▶ [What is asked] Could you turn every line of the listing below into a numbered list, skipping blank lines and leaving out the pictures?

▶ [Given records]
================================

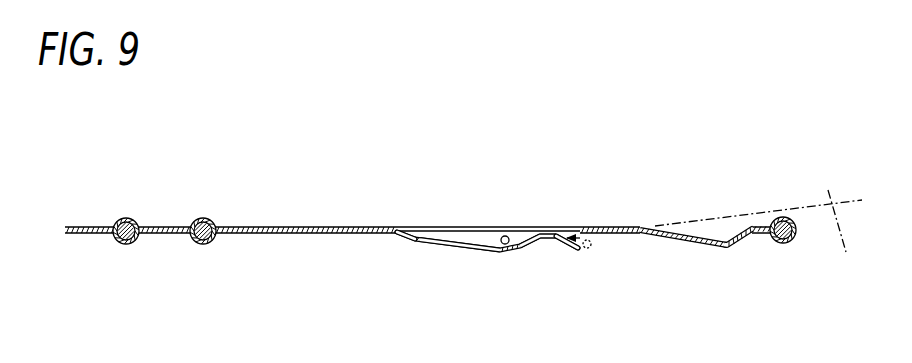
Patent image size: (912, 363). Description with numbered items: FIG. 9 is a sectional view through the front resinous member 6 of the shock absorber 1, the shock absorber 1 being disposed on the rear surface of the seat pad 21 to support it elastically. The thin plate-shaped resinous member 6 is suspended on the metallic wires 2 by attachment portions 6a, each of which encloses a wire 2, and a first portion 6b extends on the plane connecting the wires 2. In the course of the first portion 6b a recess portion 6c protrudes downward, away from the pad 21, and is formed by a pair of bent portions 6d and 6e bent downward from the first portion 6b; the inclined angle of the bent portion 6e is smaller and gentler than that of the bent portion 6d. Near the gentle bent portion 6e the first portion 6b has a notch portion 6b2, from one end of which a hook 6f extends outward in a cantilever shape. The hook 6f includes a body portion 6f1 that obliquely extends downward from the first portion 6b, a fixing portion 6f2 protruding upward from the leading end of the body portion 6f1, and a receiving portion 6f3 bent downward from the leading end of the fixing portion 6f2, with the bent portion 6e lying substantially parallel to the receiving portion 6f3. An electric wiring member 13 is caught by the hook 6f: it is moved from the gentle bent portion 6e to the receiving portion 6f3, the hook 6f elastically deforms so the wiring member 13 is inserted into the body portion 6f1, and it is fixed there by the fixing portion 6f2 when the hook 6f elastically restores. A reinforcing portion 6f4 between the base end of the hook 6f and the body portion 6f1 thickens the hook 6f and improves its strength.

The shock absorber 1 is at (365, 143).
The wire 2 is at (117, 242).
The resinous member 6 is at (320, 183).
The attachment portion 6a is at (118, 219).
The first portion 6b is at (167, 236).
The notch portion 6b2 is at (410, 226).
The recess portion 6c is at (702, 224).
The bent portion 6d is at (748, 247).
The bent portion 6e is at (638, 236).
The hook 6f is at (447, 253).
The body portion 6f1 is at (478, 252).
The fixing portion 6f2 is at (538, 242).
The receiving portion 6f3 is at (563, 253).
The reinforcing portion 6f4 is at (395, 237).
The electric wiring member 13 is at (578, 233).
The pad 21 is at (761, 238).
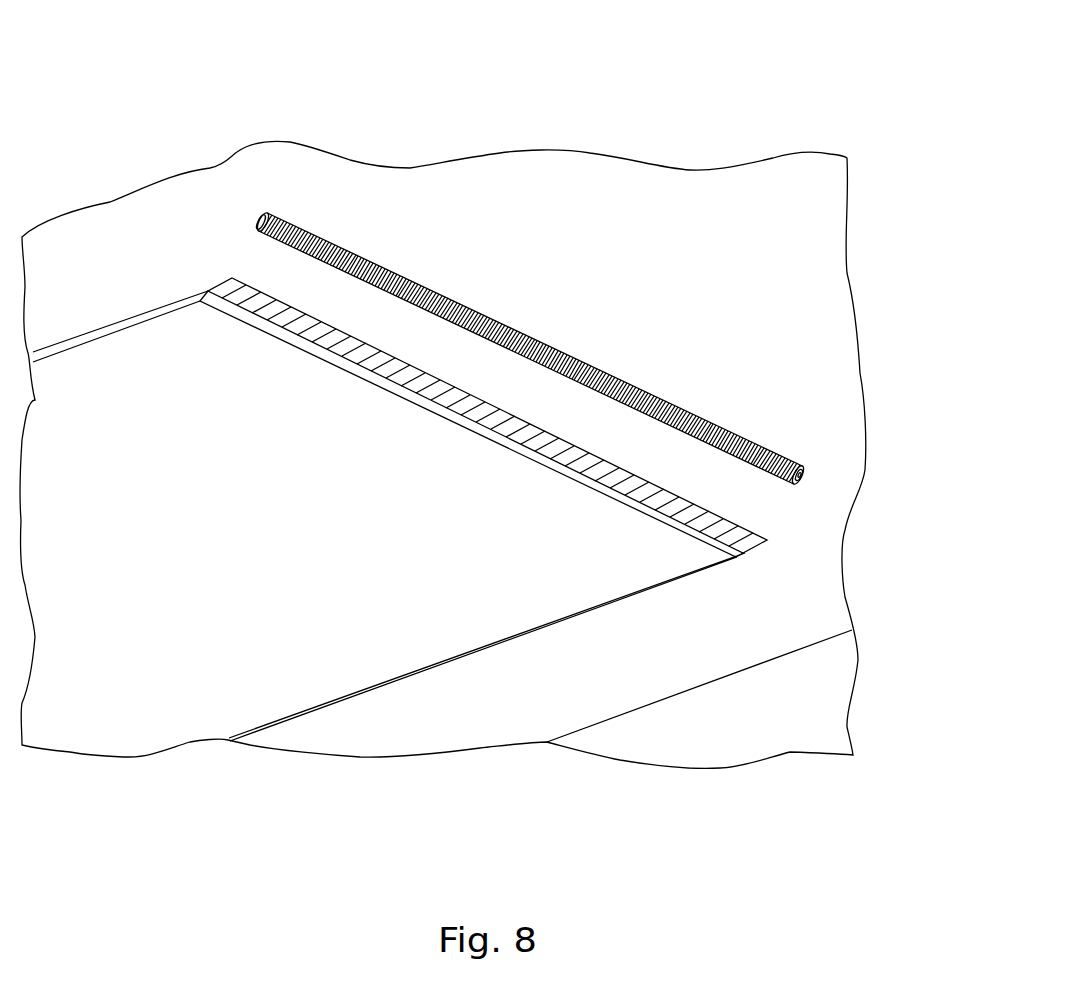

================================

▶ [Solution to this problem]
1. Patent image size: (912, 363). Description with numbered items: FIG. 9 is a sectional view through the front resinous member 6 of the shock absorber 1, the shock absorber 1 being disposed on the rear surface of the seat pad 21 to support it elastically. The thin plate-shaped resinous member 6 is suspended on the metallic wires 2 by attachment portions 6a, each of which encloses a wire 2, and a first portion 6b extends on the plane connecting the wires 2. In the course of the first portion 6b a recess portion 6c protrudes downward, away from the pad 21, and is formed by a pair of bent portions 6d and 6e bent downward from the first portion 6b; the inclined angle of the bent portion 6e is smaller and gentler than that of the bent portion 6d. Near the gentle bent portion 6e the first portion 6b has a notch portion 6b2, from one end of which a hook 6f extends outward in a cantilever shape. The hook 6f includes a body portion 6f1 that obliquely extends downward from the first portion 6b, a fixing portion 6f2 protruding upward from the leading end of the body portion 6f1, and a receiving portion 6f3 bent downward from the leading end of the fixing portion 6f2, with the bent portion 6e lying substantially parallel to the receiving portion 6f3. An electric wiring member 13 is caught by the hook 6f: it is moved from the gentle bent portion 6e to the receiving portion 6f3, the hook 6f elastically deforms so the wiring member 13 is inserted into the body portion 6f1, and it is fixed there by the fixing portion 6f2 when the hook 6f elastically restores. A reinforcing portion 6f4 between the base end of the hook 6f and the body portion 6f1 thickens the hook 6f and improves its strength.
2. The shock absorber 1 is at (365, 143).
3. The wire 2 is at (117, 242).
4. The resinous member 6 is at (320, 183).
5. The attachment portion 6a is at (118, 219).
6. The first portion 6b is at (167, 236).
7. The notch portion 6b2 is at (410, 226).
8. The recess portion 6c is at (702, 224).
9. The bent portion 6d is at (748, 247).
10. The bent portion 6e is at (638, 236).
11. The hook 6f is at (447, 253).
12. The body portion 6f1 is at (478, 252).
13. The fixing portion 6f2 is at (538, 242).
14. The receiving portion 6f3 is at (563, 253).
15. The reinforcing portion 6f4 is at (395, 237).
16. The electric wiring member 13 is at (578, 233).
17. The pad 21 is at (761, 238).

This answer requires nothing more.